Set task
Your task is to retype each line of the data below exactly.

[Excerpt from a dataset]
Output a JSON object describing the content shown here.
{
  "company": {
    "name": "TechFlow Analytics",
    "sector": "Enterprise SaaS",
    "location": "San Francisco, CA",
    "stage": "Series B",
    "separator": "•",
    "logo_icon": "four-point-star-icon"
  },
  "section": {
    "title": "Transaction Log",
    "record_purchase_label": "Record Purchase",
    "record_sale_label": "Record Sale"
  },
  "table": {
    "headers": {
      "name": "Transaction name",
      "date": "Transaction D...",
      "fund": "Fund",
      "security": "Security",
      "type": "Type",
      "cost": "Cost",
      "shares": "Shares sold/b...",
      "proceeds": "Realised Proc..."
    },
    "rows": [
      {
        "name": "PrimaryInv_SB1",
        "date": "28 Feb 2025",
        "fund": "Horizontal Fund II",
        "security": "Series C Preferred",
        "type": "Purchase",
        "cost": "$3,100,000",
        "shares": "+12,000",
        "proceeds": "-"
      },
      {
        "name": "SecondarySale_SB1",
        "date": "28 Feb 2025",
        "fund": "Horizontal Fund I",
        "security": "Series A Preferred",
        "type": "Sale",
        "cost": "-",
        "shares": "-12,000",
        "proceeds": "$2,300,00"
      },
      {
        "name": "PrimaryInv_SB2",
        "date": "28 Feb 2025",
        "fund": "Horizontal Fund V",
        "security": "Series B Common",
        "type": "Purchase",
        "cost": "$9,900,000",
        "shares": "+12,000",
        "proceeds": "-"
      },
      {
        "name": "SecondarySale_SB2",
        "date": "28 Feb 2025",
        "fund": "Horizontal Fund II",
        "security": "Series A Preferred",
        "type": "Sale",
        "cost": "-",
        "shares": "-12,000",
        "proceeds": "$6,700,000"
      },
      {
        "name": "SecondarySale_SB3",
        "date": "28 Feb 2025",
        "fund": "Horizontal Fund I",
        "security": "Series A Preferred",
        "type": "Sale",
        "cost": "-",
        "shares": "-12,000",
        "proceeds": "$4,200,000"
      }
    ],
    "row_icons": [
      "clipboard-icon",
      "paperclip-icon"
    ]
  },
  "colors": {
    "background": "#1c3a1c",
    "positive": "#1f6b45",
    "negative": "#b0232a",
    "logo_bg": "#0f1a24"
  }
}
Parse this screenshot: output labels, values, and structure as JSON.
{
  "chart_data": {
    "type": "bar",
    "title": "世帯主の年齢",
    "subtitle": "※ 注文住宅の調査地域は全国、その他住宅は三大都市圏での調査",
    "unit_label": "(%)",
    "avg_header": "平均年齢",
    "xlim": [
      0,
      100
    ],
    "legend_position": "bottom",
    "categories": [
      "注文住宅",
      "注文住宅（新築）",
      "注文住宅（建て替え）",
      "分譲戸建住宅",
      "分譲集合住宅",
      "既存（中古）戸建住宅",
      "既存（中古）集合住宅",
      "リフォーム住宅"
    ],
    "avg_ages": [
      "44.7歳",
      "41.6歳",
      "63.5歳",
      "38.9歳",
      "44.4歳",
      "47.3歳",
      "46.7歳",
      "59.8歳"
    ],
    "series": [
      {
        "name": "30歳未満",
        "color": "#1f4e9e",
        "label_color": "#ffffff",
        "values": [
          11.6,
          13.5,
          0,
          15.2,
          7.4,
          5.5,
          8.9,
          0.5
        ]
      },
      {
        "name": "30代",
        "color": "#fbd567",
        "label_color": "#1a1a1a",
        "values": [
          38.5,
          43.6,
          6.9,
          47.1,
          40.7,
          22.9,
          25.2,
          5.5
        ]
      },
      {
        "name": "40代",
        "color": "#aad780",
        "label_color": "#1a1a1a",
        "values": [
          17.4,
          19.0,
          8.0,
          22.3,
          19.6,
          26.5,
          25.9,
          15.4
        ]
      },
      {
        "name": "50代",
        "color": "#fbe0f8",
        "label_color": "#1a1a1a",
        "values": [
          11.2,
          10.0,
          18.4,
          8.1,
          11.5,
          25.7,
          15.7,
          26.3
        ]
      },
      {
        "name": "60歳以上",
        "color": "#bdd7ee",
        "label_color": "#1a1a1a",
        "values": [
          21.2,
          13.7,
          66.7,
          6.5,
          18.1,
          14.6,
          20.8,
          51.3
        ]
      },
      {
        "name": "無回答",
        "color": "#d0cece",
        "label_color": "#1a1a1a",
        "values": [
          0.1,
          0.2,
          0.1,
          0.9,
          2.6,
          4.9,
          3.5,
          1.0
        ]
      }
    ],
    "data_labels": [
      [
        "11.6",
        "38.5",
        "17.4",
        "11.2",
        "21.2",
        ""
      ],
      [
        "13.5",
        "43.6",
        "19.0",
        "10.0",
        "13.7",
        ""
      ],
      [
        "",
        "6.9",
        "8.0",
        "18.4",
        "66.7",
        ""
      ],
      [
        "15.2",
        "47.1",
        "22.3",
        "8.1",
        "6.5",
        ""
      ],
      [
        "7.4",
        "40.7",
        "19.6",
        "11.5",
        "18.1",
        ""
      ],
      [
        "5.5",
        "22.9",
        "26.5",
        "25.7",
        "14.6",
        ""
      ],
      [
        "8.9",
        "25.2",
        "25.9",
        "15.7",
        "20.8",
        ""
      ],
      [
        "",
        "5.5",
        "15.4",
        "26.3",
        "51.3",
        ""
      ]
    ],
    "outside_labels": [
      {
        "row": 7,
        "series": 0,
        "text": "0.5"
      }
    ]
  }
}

Reply to the exercise
Output a JSON object describing the content shown here.
{
  "company": {
    "name": "TechFlow Analytics",
    "sector": "Enterprise SaaS",
    "location": "San Francisco, CA",
    "stage": "Series B",
    "separator": "•",
    "logo_icon": "four-point-star-icon"
  },
  "section": {
    "title": "Transaction Log",
    "record_purchase_label": "Record Purchase",
    "record_sale_label": "Record Sale"
  },
  "table": {
    "headers": {
      "name": "Transaction name",
      "date": "Transaction D...",
      "fund": "Fund",
      "security": "Security",
      "type": "Type",
      "cost": "Cost",
      "shares": "Shares sold/b...",
      "proceeds": "Realised Proc..."
    },
    "rows": [
      {
        "name": "PrimaryInv_SB1",
        "date": "28 Feb 2025",
        "fund": "Horizontal Fund II",
        "security": "Series C Preferred",
        "type": "Purchase",
        "cost": "$3,100,000",
        "shares": "+12,000",
        "proceeds": "-"
      },
      {
        "name": "SecondarySale_SB1",
        "date": "28 Feb 2025",
        "fund": "Horizontal Fund I",
        "security": "Series A Preferred",
        "type": "Sale",
        "cost": "-",
        "shares": "-12,000",
        "proceeds": "$2,300,00"
      },
      {
        "name": "PrimaryInv_SB2",
        "date": "28 Feb 2025",
        "fund": "Horizontal Fund V",
        "security": "Series B Common",
        "type": "Purchase",
        "cost": "$9,900,000",
        "shares": "+12,000",
        "proceeds": "-"
      },
      {
        "name": "SecondarySale_SB2",
        "date": "28 Feb 2025",
        "fund": "Horizontal Fund II",
        "security": "Series A Preferred",
        "type": "Sale",
        "cost": "-",
        "shares": "-12,000",
        "proceeds": "$6,700,000"
      },
      {
        "name": "SecondarySale_SB3",
        "date": "28 Feb 2025",
        "fund": "Horizontal Fund I",
        "security": "Series A Preferred",
        "type": "Sale",
        "cost": "-",
        "shares": "-12,000",
        "proceeds": "$4,200,000"
      }
    ],
    "row_icons": [
      "clipboard-icon",
      "paperclip-icon"
    ]
  },
  "colors": {
    "background": "#1c3a1c",
    "positive": "#1f6b45",
    "negative": "#b0232a",
    "logo_bg": "#0f1a24"
  }
}
Parse this screenshot: output labels, values, and structure as JSON.
{
  "chart_data": {
    "type": "bar",
    "title": "世帯主の年齢",
    "subtitle": "※ 注文住宅の調査地域は全国、その他住宅は三大都市圏での調査",
    "unit_label": "(%)",
    "avg_header": "平均年齢",
    "xlim": [
      0,
      100
    ],
    "legend_position": "bottom",
    "categories": [
      "注文住宅",
      "注文住宅（新築）",
      "注文住宅（建て替え）",
      "分譲戸建住宅",
      "分譲集合住宅",
      "既存（中古）戸建住宅",
      "既存（中古）集合住宅",
      "リフォーム住宅"
    ],
    "avg_ages": [
      "44.7歳",
      "41.6歳",
      "63.5歳",
      "38.9歳",
      "44.4歳",
      "47.3歳",
      "46.7歳",
      "59.8歳"
    ],
    "series": [
      {
        "name": "30歳未満",
        "color": "#1f4e9e",
        "label_color": "#ffffff",
        "values": [
          11.6,
          13.5,
          0,
          15.2,
          7.4,
          5.5,
          8.9,
          0.5
        ]
      },
      {
        "name": "30代",
        "color": "#fbd567",
        "label_color": "#1a1a1a",
        "values": [
          38.5,
          43.6,
          6.9,
          47.1,
          40.7,
          22.9,
          25.2,
          5.5
        ]
      },
      {
        "name": "40代",
        "color": "#aad780",
        "label_color": "#1a1a1a",
        "values": [
          17.4,
          19.0,
          8.0,
          22.3,
          19.6,
          26.5,
          25.9,
          15.4
        ]
      },
      {
        "name": "50代",
        "color": "#fbe0f8",
        "label_color": "#1a1a1a",
        "values": [
          11.2,
          10.0,
          18.4,
          8.1,
          11.5,
          25.7,
          15.7,
          26.3
        ]
      },
      {
        "name": "60歳以上",
        "color": "#bdd7ee",
        "label_color": "#1a1a1a",
        "values": [
          21.2,
          13.7,
          66.7,
          6.5,
          18.1,
          14.6,
          20.8,
          51.3
        ]
      },
      {
        "name": "無回答",
        "color": "#d0cece",
        "label_color": "#1a1a1a",
        "values": [
          0.1,
          0.2,
          0.1,
          0.9,
          2.6,
          4.9,
          3.5,
          1.0
        ]
      }
    ],
    "data_labels": [
      [
        "11.6",
        "38.5",
        "17.4",
        "11.2",
        "21.2",
        ""
      ],
      [
        "13.5",
        "43.6",
        "19.0",
        "10.0",
        "13.7",
        ""
      ],
      [
        "",
        "6.9",
        "8.0",
        "18.4",
        "66.7",
        ""
      ],
      [
        "15.2",
        "47.1",
        "22.3",
        "8.1",
        "6.5",
        ""
      ],
      [
        "7.4",
        "40.7",
        "19.6",
        "11.5",
        "18.1",
        ""
      ],
      [
        "5.5",
        "22.9",
        "26.5",
        "25.7",
        "14.6",
        ""
      ],
      [
        "8.9",
        "25.2",
        "25.9",
        "15.7",
        "20.8",
        ""
      ],
      [
        "",
        "5.5",
        "15.4",
        "26.3",
        "51.3",
        ""
      ]
    ],
    "outside_labels": [
      {
        "row": 7,
        "series": 0,
        "text": "0.5"
      }
    ]
  }
}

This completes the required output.